#### WRITTEN EXERCISE:
Output the data line for line without any changes, everything from the start down to the line containing "y-axis-title: Precision — [42, 240, 57, 318]", with both ends included.

#### Stored dataset items:
########
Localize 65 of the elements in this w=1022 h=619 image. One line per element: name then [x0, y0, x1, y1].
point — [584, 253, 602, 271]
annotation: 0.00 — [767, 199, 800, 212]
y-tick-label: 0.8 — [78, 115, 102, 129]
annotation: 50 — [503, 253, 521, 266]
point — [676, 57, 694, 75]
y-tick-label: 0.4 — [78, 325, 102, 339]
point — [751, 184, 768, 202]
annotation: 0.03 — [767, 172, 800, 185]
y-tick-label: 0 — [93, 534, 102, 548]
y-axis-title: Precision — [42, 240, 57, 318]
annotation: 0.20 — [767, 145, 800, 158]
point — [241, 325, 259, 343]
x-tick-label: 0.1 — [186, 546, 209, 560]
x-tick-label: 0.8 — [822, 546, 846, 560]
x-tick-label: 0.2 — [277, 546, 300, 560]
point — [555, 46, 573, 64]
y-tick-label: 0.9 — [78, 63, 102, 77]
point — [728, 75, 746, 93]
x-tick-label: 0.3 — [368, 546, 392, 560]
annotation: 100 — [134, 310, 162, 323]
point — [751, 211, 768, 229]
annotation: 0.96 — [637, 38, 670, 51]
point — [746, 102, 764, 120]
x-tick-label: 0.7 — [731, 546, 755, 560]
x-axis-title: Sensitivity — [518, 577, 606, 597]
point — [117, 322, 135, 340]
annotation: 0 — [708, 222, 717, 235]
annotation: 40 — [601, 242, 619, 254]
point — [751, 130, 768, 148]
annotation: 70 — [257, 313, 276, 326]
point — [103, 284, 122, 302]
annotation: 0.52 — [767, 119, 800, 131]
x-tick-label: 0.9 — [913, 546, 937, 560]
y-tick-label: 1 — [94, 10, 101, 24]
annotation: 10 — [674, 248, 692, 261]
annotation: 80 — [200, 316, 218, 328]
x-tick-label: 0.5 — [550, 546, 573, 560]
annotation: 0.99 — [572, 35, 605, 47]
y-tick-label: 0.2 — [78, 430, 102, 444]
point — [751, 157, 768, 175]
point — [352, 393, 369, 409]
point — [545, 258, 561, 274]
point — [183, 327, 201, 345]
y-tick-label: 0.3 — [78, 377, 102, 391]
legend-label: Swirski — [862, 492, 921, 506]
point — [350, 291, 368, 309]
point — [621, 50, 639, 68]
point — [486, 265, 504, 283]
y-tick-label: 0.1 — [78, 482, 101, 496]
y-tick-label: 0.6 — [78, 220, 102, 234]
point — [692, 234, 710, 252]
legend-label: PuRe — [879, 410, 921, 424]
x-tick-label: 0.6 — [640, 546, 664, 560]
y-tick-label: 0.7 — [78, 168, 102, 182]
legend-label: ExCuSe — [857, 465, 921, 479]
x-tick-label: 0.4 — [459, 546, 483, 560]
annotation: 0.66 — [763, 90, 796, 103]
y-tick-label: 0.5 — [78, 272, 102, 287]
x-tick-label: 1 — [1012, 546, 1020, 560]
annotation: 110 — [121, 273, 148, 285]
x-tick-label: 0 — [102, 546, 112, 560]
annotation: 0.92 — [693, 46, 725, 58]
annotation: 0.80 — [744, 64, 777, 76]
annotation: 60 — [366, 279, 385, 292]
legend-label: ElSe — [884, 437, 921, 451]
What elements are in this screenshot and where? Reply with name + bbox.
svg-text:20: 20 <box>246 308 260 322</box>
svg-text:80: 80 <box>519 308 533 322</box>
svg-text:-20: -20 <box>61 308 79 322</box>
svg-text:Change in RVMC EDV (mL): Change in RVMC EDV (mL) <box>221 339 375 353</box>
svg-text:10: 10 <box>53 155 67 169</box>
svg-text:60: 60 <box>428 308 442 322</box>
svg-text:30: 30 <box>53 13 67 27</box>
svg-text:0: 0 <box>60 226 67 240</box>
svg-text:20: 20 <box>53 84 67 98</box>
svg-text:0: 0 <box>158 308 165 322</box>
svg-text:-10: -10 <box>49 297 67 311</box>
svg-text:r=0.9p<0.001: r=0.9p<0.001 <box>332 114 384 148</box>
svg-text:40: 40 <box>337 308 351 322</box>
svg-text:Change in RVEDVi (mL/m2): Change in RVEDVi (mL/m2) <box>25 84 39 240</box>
########
#### RESPONSE:
Localize 65 of the elements in this w=1022 h=619 image. One line per element: name then [x0, y0, x1, y1].
point — [584, 253, 602, 271]
annotation: 0.00 — [767, 199, 800, 212]
y-tick-label: 0.8 — [78, 115, 102, 129]
annotation: 50 — [503, 253, 521, 266]
point — [676, 57, 694, 75]
y-tick-label: 0.4 — [78, 325, 102, 339]
point — [751, 184, 768, 202]
annotation: 0.03 — [767, 172, 800, 185]
y-tick-label: 0 — [93, 534, 102, 548]
y-axis-title: Precision — [42, 240, 57, 318]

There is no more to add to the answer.